▶ **WORK INSTRUCTIONS**
Without changing a character, return the entries, but not the images they hold.

▶ **STORED RECORDS**
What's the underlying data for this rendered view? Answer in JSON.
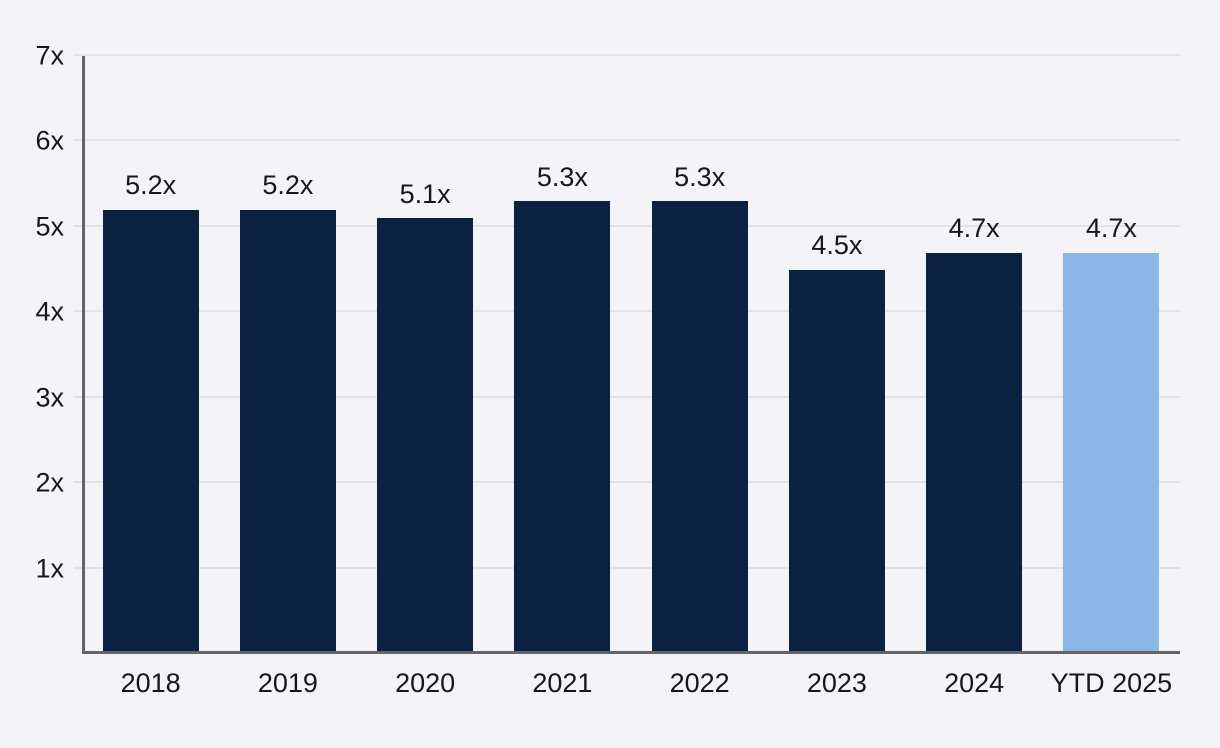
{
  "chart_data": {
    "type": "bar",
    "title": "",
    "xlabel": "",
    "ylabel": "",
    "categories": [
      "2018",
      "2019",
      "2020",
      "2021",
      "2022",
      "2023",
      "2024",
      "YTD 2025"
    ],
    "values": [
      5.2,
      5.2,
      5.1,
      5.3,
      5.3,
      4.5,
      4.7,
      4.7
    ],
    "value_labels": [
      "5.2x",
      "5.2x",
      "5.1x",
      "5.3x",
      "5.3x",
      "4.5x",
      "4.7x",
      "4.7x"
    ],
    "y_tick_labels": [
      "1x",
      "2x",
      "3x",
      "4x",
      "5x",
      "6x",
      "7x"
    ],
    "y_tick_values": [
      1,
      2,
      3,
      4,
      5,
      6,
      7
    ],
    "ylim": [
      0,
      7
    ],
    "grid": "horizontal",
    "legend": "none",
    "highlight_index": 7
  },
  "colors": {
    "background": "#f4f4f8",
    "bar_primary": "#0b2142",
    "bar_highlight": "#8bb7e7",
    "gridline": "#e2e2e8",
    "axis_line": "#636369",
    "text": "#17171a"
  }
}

▶ **WRITTEN ANSWER**
What's the underlying data for this rendered view? Answer in JSON.
{
  "chart_data": {
    "type": "bar",
    "title": "",
    "xlabel": "",
    "ylabel": "",
    "categories": [
      "2018",
      "2019",
      "2020",
      "2021",
      "2022",
      "2023",
      "2024",
      "YTD 2025"
    ],
    "values": [
      5.2,
      5.2,
      5.1,
      5.3,
      5.3,
      4.5,
      4.7,
      4.7
    ],
    "value_labels": [
      "5.2x",
      "5.2x",
      "5.1x",
      "5.3x",
      "5.3x",
      "4.5x",
      "4.7x",
      "4.7x"
    ],
    "y_tick_labels": [
      "1x",
      "2x",
      "3x",
      "4x",
      "5x",
      "6x",
      "7x"
    ],
    "y_tick_values": [
      1,
      2,
      3,
      4,
      5,
      6,
      7
    ],
    "ylim": [
      0,
      7
    ],
    "grid": "horizontal",
    "legend": "none",
    "highlight_index": 7
  },
  "colors": {
    "background": "#f4f4f8",
    "bar_primary": "#0b2142",
    "bar_highlight": "#8bb7e7",
    "gridline": "#e2e2e8",
    "axis_line": "#636369",
    "text": "#17171a"
  }
}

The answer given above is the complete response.